> [Exercise prompt]
Restate the entries below word for word, omitting nothing.

> [Provided data]
........

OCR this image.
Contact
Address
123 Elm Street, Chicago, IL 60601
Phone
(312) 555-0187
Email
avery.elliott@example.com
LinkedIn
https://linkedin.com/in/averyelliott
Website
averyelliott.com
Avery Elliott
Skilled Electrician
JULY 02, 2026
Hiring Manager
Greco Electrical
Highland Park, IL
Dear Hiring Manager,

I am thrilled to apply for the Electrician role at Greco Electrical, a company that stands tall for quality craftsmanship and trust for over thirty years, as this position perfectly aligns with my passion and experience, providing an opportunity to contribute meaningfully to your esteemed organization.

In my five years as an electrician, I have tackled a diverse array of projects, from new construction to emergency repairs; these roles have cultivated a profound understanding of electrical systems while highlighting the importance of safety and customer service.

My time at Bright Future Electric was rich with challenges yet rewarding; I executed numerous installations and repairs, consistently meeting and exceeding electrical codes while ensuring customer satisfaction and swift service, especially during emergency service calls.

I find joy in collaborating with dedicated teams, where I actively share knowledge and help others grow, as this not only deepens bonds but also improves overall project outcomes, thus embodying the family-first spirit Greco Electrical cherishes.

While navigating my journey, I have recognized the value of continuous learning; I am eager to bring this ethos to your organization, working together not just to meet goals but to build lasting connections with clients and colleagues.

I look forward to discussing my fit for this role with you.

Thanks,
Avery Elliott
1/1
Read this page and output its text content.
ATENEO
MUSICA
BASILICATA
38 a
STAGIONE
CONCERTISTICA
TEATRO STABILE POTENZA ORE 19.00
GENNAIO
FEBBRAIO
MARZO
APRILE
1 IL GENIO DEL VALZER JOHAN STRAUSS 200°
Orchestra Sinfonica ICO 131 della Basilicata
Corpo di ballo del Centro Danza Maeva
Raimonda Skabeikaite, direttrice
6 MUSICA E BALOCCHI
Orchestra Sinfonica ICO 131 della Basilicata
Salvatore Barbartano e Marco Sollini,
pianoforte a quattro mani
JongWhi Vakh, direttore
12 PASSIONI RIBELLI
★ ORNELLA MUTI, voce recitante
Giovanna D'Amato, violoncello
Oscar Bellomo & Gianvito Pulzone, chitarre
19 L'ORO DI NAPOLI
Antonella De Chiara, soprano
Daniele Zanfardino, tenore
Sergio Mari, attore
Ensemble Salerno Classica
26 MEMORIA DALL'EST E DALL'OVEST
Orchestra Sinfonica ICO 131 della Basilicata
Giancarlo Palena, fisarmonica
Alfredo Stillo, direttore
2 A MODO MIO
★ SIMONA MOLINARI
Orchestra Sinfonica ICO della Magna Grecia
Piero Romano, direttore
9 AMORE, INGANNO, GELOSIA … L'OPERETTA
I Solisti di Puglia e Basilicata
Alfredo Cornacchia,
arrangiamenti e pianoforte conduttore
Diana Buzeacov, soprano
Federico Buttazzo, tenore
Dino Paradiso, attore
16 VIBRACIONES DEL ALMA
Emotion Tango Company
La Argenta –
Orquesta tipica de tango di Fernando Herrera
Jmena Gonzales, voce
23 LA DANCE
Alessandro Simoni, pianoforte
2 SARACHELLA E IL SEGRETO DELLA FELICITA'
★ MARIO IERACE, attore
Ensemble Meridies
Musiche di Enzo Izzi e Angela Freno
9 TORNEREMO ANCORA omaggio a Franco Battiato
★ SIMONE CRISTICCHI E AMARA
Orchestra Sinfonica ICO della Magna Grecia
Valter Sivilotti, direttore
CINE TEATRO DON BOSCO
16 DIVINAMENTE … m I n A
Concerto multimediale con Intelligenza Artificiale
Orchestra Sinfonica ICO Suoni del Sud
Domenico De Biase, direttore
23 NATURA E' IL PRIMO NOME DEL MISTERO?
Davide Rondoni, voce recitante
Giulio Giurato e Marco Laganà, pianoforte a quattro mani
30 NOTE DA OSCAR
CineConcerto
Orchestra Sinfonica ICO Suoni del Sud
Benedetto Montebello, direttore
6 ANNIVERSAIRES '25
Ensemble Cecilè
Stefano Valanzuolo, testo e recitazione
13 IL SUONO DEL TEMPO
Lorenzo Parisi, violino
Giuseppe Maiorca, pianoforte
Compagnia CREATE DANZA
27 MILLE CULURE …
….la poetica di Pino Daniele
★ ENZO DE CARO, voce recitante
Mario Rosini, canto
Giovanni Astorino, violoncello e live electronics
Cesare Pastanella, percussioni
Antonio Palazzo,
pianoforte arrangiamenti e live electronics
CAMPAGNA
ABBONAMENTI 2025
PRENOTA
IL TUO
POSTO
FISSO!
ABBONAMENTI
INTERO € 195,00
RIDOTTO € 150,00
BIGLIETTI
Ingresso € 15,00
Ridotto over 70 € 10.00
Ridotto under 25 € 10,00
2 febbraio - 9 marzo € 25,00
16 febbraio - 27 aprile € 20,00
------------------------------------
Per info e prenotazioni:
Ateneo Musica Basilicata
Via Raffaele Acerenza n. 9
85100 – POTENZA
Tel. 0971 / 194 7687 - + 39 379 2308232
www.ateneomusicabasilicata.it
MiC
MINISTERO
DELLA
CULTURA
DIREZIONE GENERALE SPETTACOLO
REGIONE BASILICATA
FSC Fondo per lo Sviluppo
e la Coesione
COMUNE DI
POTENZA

........

> [Task response]
OCR this image.
Contact
Address
123 Elm Street, Chicago, IL 60601
Phone
(312) 555-0187
Email
avery.elliott@example.com
LinkedIn
https://linkedin.com/in/averyelliott
Website
averyelliott.com
Avery Elliott
Skilled Electrician
JULY 02, 2026
Hiring Manager
Greco Electrical
Highland Park, IL
Dear Hiring Manager,

I am thrilled to apply for the Electrician role at Greco Electrical, a company that stands tall for quality craftsmanship and trust for over thirty years, as this position perfectly aligns with my passion and experience, providing an opportunity to contribute meaningfully to your esteemed organization.

In my five years as an electrician, I have tackled a diverse array of projects, from new construction to emergency repairs; these roles have cultivated a profound understanding of electrical systems while highlighting the importance of safety and customer service.

My time at Bright Future Electric was rich with challenges yet rewarding; I executed numerous installations and repairs, consistently meeting and exceeding electrical codes while ensuring customer satisfaction and swift service, especially during emergency service calls.

I find joy in collaborating with dedicated teams, where I actively share knowledge and help others grow, as this not only deepens bonds but also improves overall project outcomes, thus embodying the family-first spirit Greco Electrical cherishes.

While navigating my journey, I have recognized the value of continuous learning; I am eager to bring this ethos to your organization, working together not just to meet goals but to build lasting connections with clients and colleagues.

I look forward to discussing my fit for this role with you.

Thanks,
Avery Elliott
1/1
Read this page and output its text content.
ATENEO
MUSICA
BASILICATA
38 a
STAGIONE
CONCERTISTICA
TEATRO STABILE POTENZA ORE 19.00
GENNAIO
FEBBRAIO
MARZO
APRILE
1 IL GENIO DEL VALZER JOHAN STRAUSS 200°
Orchestra Sinfonica ICO 131 della Basilicata
Corpo di ballo del Centro Danza Maeva
Raimonda Skabeikaite, direttrice
6 MUSICA E BALOCCHI
Orchestra Sinfonica ICO 131 della Basilicata
Salvatore Barbartano e Marco Sollini,
pianoforte a quattro mani
JongWhi Vakh, direttore
12 PASSIONI RIBELLI
★ ORNELLA MUTI, voce recitante
Giovanna D'Amato, violoncello
Oscar Bellomo & Gianvito Pulzone, chitarre
19 L'ORO DI NAPOLI
Antonella De Chiara, soprano
Daniele Zanfardino, tenore
Sergio Mari, attore
Ensemble Salerno Classica
26 MEMORIA DALL'EST E DALL'OVEST
Orchestra Sinfonica ICO 131 della Basilicata
Giancarlo Palena, fisarmonica
Alfredo Stillo, direttore
2 A MODO MIO
★ SIMONA MOLINARI
Orchestra Sinfonica ICO della Magna Grecia
Piero Romano, direttore
9 AMORE, INGANNO, GELOSIA … L'OPERETTA
I Solisti di Puglia e Basilicata
Alfredo Cornacchia,
arrangiamenti e pianoforte conduttore
Diana Buzeacov, soprano
Federico Buttazzo, tenore
Dino Paradiso, attore
16 VIBRACIONES DEL ALMA
Emotion Tango Company
La Argenta –
Orquesta tipica de tango di Fernando Herrera
Jmena Gonzales, voce
23 LA DANCE
Alessandro Simoni, pianoforte
2 SARACHELLA E IL SEGRETO DELLA FELICITA'
★ MARIO IERACE, attore
Ensemble Meridies
Musiche di Enzo Izzi e Angela Freno
9 TORNEREMO ANCORA omaggio a Franco Battiato
★ SIMONE CRISTICCHI E AMARA
Orchestra Sinfonica ICO della Magna Grecia
Valter Sivilotti, direttore
CINE TEATRO DON BOSCO
16 DIVINAMENTE … m I n A
Concerto multimediale con Intelligenza Artificiale
Orchestra Sinfonica ICO Suoni del Sud
Domenico De Biase, direttore
23 NATURA E' IL PRIMO NOME DEL MISTERO?
Davide Rondoni, voce recitante
Giulio Giurato e Marco Laganà, pianoforte a quattro mani
30 NOTE DA OSCAR
CineConcerto
Orchestra Sinfonica ICO Suoni del Sud
Benedetto Montebello, direttore
6 ANNIVERSAIRES '25
Ensemble Cecilè
Stefano Valanzuolo, testo e recitazione
13 IL SUONO DEL TEMPO
Lorenzo Parisi, violino
Giuseppe Maiorca, pianoforte
Compagnia CREATE DANZA
27 MILLE CULURE …
….la poetica di Pino Daniele
★ ENZO DE CARO, voce recitante
Mario Rosini, canto
Giovanni Astorino, violoncello e live electronics
Cesare Pastanella, percussioni
Antonio Palazzo,
pianoforte arrangiamenti e live electronics
CAMPAGNA
ABBONAMENTI 2025
PRENOTA
IL TUO
POSTO
FISSO!
ABBONAMENTI
INTERO € 195,00
RIDOTTO € 150,00
BIGLIETTI
Ingresso € 15,00
Ridotto over 70 € 10.00
Ridotto under 25 € 10,00
2 febbraio - 9 marzo € 25,00
16 febbraio - 27 aprile € 20,00
------------------------------------
Per info e prenotazioni:
Ateneo Musica Basilicata
Via Raffaele Acerenza n. 9
85100 – POTENZA
Tel. 0971 / 194 7687 - + 39 379 2308232
www.ateneomusicabasilicata.it
MiC
MINISTERO
DELLA
CULTURA
DIREZIONE GENERALE SPETTACOLO
REGIONE BASILICATA
FSC Fondo per lo Sviluppo
e la Coesione
COMUNE DI
POTENZA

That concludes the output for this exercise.